(Stored records)

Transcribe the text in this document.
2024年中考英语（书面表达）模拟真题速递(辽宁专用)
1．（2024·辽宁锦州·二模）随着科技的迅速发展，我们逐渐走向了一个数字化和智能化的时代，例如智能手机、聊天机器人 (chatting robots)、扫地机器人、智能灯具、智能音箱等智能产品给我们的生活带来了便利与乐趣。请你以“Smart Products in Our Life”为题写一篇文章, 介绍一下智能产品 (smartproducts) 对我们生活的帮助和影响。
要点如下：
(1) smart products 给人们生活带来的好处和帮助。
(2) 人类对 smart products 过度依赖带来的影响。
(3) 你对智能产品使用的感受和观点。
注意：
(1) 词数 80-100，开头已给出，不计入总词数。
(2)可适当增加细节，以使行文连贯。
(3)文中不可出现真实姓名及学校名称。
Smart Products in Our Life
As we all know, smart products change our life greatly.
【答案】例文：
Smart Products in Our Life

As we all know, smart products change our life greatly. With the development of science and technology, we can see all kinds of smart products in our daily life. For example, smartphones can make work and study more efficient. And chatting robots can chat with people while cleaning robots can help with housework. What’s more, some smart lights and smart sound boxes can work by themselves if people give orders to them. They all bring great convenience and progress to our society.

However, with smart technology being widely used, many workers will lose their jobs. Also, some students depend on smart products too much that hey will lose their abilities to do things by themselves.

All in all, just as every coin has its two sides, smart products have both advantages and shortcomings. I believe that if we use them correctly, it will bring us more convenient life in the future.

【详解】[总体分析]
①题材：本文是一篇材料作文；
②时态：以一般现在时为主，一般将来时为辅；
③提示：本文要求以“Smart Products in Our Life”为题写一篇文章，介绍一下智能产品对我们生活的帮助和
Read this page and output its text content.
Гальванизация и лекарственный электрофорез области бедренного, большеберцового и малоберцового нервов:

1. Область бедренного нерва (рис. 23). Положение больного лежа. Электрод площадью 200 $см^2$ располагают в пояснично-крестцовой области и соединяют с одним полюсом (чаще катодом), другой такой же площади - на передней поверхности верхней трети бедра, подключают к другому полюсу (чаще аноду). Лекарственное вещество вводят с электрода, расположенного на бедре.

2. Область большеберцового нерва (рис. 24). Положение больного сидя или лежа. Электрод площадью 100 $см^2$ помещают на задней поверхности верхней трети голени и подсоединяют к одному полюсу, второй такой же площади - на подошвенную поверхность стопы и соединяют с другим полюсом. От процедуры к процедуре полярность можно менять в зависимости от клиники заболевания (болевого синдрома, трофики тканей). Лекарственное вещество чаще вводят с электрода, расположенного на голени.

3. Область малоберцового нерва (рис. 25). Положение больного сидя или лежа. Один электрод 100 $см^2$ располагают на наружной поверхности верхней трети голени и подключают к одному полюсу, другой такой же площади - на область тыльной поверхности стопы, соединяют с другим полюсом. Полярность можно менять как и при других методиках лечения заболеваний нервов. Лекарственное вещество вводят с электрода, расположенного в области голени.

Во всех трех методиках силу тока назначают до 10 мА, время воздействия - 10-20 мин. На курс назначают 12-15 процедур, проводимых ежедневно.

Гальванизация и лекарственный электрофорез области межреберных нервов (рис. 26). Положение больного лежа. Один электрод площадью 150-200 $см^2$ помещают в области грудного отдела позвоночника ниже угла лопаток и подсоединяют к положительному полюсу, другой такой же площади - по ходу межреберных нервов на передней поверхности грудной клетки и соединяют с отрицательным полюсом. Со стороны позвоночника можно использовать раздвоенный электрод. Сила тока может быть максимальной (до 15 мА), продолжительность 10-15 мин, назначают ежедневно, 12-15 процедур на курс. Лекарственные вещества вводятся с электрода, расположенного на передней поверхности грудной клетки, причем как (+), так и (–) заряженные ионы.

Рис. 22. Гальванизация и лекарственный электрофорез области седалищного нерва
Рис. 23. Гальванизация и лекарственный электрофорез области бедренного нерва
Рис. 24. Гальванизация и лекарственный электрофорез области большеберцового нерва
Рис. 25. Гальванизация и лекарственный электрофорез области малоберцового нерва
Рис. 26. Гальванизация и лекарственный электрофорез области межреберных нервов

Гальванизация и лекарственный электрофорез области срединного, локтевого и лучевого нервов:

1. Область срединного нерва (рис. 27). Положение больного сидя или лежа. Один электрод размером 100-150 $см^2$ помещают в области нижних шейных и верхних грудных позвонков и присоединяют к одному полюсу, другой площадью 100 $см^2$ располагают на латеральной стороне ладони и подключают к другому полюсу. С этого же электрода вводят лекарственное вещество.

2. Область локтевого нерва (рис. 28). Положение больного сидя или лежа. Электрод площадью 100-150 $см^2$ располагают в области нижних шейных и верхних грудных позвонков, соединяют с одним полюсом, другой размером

---

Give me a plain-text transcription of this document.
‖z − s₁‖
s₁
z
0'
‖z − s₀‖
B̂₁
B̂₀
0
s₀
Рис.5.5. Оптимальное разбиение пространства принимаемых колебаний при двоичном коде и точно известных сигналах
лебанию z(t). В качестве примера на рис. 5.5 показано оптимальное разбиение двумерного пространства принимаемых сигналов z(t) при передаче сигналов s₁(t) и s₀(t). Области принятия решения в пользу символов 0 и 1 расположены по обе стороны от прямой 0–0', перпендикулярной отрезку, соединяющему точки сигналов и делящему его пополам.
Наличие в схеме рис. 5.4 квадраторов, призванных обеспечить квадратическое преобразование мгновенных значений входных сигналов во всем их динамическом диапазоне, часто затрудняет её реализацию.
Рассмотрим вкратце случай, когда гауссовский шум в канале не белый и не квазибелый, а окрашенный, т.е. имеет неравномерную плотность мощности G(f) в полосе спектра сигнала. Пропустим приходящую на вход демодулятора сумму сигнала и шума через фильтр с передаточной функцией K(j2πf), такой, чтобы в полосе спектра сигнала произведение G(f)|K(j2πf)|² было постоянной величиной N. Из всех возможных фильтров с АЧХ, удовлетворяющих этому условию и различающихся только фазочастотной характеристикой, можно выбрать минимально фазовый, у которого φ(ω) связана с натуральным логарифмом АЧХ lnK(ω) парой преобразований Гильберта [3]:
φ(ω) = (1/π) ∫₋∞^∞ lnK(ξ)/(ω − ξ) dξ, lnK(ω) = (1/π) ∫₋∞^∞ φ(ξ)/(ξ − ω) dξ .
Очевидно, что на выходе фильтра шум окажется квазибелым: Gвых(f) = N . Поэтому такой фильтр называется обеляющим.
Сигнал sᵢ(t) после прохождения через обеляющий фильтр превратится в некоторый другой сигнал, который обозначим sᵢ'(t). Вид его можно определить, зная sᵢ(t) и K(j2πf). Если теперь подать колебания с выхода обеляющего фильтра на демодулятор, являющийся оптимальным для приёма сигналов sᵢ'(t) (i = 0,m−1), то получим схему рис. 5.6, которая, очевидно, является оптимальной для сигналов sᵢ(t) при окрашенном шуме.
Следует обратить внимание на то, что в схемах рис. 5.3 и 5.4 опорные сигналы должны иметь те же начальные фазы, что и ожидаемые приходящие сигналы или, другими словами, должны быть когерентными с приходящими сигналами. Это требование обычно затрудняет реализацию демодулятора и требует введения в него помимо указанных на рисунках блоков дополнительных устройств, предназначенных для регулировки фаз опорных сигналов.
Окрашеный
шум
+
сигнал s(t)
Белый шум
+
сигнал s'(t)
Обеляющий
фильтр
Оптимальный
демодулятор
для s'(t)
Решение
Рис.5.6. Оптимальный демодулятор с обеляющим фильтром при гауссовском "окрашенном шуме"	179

--

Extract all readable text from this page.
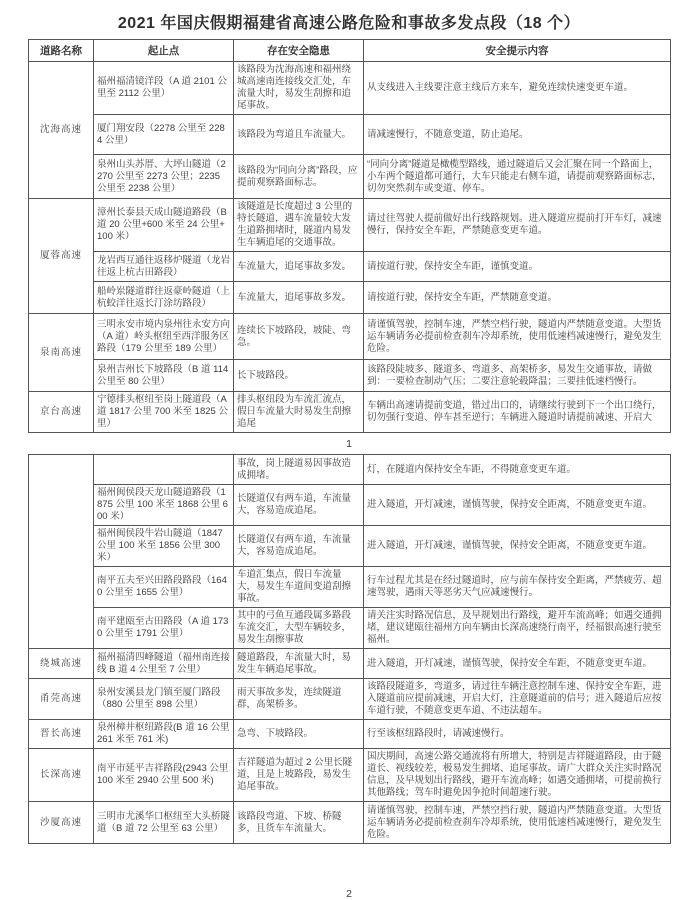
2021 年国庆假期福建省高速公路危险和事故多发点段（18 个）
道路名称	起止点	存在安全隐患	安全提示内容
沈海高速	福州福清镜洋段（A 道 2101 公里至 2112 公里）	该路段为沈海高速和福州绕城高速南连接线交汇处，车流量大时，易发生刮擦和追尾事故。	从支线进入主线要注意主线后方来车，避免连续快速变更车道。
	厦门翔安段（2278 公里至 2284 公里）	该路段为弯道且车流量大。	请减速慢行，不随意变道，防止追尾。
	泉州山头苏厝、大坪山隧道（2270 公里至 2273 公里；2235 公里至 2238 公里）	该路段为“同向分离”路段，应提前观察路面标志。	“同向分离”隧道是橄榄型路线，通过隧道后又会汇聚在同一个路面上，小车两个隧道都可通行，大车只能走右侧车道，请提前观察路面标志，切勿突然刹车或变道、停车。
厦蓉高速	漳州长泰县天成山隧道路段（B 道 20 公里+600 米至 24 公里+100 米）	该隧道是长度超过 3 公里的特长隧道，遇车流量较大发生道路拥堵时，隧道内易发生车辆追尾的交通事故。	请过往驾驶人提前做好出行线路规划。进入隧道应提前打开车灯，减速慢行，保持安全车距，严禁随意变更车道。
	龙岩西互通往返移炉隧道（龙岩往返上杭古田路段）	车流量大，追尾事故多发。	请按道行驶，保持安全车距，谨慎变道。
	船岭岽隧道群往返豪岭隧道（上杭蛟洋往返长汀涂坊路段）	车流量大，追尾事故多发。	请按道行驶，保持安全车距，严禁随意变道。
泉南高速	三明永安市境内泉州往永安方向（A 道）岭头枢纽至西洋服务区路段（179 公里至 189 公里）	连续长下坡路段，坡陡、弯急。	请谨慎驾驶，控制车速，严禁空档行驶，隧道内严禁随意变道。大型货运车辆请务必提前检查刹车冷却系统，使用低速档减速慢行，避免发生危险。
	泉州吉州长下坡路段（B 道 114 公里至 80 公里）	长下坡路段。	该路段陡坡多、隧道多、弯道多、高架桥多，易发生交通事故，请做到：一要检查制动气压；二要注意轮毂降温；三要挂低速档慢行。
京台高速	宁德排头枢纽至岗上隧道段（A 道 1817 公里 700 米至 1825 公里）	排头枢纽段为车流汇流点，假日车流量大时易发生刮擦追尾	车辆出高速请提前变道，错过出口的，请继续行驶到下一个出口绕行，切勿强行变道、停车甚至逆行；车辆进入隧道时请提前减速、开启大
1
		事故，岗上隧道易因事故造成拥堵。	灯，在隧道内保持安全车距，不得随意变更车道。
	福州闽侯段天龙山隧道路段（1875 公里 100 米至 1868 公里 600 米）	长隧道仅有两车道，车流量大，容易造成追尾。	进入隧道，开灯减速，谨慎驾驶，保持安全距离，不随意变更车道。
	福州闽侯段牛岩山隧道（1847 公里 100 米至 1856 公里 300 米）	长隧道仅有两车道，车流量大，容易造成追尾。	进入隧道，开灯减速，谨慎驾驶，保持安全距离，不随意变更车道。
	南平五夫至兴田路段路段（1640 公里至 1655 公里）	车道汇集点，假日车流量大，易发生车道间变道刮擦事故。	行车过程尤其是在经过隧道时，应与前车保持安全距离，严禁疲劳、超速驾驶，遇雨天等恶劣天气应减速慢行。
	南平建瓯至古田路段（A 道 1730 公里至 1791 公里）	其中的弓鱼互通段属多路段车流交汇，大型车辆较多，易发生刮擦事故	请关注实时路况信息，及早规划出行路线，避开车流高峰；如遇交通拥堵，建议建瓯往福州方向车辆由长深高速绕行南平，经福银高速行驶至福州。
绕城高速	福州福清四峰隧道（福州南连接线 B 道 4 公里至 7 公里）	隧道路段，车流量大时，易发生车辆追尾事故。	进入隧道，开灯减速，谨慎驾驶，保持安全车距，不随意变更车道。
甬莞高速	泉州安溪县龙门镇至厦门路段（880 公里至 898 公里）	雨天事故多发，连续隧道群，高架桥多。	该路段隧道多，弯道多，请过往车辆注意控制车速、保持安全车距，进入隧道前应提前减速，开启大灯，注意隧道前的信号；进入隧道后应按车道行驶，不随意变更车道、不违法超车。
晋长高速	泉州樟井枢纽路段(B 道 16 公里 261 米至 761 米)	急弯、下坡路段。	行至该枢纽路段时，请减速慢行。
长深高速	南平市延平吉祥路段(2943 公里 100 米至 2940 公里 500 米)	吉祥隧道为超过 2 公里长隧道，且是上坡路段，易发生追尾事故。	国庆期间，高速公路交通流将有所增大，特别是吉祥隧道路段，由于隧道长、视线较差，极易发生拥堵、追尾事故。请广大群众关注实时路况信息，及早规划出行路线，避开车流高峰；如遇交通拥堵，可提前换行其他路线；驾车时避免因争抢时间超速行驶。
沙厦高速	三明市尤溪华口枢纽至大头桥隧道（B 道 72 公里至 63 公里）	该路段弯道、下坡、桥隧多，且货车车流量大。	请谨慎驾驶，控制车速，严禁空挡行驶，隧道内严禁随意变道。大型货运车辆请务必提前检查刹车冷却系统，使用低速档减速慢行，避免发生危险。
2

Short exercise:
Note every line above where the string "避免发生危险" shows up, and copy those lines.

Result:
泉南高速	三明永安市境内泉州往永安方向（A 道）岭头枢纽至西洋服务区路段（179 公里至 189 公里）	连续长下坡路段，坡陡、弯急。	请谨慎驾驶，控制车速，严禁空档行驶，隧道内严禁随意变道。大型货运车辆请务必提前检查刹车冷却系统，使用低速档减速慢行，避免发生危险。
沙厦高速	三明市尤溪华口枢纽至大头桥隧道（B 道 72 公里至 63 公里）	该路段弯道、下坡、桥隧多，且货车车流量大。	请谨慎驾驶，控制车速，严禁空挡行驶，隧道内严禁随意变道。大型货运车辆请务必提前检查刹车冷却系统，使用低速档减速慢行，避免发生危险。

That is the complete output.